» **Task description**
Pick out every line in the data below that contains the word "with" and copy each of those lines.

---------------

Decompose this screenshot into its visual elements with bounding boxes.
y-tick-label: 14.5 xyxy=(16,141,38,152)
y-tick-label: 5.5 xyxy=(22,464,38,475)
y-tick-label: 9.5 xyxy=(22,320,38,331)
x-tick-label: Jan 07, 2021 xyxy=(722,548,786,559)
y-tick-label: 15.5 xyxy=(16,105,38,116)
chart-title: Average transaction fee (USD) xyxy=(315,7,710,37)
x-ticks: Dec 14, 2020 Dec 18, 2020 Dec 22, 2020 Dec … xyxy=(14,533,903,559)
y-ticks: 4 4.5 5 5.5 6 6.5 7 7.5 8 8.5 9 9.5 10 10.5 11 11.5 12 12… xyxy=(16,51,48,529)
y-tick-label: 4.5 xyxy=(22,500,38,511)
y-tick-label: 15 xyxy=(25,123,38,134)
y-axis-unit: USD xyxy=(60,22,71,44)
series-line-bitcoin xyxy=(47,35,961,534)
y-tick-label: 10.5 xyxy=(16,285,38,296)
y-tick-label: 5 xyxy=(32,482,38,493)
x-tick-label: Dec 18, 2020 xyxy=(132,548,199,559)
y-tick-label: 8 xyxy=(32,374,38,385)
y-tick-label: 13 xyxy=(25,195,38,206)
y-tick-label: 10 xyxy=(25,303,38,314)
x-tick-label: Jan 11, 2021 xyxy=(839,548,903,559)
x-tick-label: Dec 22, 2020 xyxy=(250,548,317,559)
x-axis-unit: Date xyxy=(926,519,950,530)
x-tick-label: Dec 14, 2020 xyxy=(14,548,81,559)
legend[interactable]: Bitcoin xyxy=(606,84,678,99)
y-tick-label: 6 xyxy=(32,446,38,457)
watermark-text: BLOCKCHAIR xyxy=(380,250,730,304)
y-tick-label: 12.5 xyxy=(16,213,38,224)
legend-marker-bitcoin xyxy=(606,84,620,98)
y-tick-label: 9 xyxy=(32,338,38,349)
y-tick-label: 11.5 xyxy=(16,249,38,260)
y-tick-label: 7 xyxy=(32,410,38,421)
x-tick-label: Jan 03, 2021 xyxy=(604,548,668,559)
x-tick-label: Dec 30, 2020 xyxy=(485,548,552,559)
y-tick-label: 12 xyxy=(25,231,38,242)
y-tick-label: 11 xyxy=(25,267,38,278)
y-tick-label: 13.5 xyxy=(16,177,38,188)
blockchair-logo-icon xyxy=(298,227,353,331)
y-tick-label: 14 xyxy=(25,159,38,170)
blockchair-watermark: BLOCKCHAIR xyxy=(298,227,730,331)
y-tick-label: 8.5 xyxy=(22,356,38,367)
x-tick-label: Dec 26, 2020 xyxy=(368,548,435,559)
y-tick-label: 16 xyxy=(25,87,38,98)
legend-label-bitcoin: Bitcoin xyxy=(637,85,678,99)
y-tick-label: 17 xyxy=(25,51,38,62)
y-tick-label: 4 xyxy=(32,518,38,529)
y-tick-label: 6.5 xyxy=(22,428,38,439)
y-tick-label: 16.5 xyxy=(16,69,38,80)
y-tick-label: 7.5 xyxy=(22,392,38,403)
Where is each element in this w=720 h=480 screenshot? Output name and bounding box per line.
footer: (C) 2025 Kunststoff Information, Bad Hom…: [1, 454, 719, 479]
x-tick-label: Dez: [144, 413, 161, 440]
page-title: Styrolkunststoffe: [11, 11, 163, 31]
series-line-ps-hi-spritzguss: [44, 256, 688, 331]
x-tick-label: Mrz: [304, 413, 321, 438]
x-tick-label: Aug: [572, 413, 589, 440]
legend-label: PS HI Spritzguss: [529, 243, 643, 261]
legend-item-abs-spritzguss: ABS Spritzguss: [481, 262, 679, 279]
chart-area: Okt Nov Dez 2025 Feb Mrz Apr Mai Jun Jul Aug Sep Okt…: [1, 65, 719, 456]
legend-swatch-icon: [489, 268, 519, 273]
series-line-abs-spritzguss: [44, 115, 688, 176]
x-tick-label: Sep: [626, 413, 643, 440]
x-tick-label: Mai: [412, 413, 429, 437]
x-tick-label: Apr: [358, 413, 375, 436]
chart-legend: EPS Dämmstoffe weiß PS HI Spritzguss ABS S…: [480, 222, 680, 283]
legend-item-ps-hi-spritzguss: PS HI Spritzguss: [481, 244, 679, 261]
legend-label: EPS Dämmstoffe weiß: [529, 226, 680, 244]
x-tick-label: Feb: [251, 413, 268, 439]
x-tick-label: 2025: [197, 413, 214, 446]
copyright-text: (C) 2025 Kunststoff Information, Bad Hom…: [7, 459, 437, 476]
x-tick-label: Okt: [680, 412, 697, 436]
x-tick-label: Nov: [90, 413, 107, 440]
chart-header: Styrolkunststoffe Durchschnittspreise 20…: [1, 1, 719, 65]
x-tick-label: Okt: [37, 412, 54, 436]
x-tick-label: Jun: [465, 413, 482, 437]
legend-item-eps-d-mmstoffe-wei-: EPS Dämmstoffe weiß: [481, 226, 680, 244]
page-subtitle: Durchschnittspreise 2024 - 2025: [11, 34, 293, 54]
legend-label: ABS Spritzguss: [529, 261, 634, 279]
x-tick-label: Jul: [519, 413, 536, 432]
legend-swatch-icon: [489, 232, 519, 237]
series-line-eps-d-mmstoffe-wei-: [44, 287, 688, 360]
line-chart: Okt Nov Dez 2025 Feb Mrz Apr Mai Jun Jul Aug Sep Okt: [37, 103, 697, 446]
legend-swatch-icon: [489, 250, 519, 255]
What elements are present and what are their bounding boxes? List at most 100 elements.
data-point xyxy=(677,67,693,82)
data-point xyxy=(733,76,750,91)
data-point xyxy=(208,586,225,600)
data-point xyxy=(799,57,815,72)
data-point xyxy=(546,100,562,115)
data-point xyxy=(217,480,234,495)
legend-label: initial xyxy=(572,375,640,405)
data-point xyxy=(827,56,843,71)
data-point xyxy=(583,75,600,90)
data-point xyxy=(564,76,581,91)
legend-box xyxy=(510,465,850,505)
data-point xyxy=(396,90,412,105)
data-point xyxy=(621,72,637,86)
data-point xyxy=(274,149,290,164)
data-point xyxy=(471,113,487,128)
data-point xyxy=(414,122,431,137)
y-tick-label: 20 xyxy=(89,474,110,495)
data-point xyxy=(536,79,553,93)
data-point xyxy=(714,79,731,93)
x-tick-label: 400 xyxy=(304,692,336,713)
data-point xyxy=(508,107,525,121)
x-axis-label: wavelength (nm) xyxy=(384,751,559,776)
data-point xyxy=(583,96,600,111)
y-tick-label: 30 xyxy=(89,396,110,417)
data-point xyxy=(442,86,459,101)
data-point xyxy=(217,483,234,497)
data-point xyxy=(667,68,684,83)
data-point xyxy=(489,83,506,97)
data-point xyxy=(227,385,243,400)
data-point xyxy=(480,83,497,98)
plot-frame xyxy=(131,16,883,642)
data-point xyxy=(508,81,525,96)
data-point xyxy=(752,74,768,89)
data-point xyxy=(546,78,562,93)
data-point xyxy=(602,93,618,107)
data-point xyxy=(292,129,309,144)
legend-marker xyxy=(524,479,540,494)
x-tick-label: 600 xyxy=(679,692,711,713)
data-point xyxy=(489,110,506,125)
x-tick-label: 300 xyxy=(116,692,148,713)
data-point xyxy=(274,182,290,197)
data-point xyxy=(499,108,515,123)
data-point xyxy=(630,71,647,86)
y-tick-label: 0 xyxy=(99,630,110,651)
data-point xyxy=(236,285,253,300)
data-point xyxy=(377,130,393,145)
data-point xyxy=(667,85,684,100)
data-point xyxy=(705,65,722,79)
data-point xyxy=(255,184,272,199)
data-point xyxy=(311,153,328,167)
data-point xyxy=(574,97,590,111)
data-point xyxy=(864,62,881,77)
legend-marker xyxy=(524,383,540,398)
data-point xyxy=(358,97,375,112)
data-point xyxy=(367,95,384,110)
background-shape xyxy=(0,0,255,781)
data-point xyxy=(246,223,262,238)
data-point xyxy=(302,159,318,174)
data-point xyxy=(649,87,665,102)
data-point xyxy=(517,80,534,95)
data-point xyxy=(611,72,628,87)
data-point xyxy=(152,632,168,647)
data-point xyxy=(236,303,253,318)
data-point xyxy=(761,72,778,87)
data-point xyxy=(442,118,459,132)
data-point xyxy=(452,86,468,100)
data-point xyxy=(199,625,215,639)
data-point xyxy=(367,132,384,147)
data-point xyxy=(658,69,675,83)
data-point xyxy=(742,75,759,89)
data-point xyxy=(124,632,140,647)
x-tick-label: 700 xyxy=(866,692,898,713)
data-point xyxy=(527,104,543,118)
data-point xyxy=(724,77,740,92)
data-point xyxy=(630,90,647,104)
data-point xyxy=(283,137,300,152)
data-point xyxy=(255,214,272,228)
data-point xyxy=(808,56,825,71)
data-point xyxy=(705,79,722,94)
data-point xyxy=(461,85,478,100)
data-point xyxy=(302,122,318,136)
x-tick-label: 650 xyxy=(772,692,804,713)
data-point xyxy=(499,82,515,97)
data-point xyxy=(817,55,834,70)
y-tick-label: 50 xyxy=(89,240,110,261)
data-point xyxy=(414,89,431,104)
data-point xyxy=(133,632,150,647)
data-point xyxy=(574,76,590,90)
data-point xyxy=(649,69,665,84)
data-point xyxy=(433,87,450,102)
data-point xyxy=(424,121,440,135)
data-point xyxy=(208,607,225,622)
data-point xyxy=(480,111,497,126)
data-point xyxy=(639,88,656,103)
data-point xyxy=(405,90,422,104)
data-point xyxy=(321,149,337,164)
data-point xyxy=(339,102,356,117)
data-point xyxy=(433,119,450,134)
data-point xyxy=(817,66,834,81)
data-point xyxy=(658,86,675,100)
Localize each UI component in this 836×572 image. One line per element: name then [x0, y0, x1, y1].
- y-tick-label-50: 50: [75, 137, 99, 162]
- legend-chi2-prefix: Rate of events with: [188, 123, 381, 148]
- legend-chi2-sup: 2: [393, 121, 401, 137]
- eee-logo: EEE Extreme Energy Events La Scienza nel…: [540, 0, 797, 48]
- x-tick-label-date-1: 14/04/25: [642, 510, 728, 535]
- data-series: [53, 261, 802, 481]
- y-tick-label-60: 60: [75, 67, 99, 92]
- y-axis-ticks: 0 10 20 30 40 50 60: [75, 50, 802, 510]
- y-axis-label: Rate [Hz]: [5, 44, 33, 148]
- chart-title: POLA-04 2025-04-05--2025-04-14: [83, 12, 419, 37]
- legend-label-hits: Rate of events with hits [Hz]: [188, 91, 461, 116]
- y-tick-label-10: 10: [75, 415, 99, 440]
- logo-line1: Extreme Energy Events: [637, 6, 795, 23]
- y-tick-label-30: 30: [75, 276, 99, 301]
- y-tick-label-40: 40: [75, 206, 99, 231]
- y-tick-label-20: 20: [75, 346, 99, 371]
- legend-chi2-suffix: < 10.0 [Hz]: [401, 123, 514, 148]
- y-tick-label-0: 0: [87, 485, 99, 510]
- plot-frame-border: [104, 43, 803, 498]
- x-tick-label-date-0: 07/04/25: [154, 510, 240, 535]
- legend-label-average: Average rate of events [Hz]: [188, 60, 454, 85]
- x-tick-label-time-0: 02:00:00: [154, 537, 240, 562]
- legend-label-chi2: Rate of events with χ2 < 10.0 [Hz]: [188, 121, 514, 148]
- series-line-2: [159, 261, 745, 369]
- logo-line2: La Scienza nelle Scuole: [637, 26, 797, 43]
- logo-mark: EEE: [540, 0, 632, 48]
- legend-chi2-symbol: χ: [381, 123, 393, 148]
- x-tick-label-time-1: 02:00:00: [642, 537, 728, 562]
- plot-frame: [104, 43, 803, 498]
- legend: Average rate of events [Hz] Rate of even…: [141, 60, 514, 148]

---------------

» **Full response**
Decompose this screenshot into its visual elements with bounding boxes.
- legend-chi2-prefix: Rate of events with: [188, 123, 381, 148]
- legend-label-hits: Rate of events with hits [Hz]: [188, 91, 461, 116]
- legend-label-chi2: Rate of events with χ2 < 10.0 [Hz]: [188, 121, 514, 148]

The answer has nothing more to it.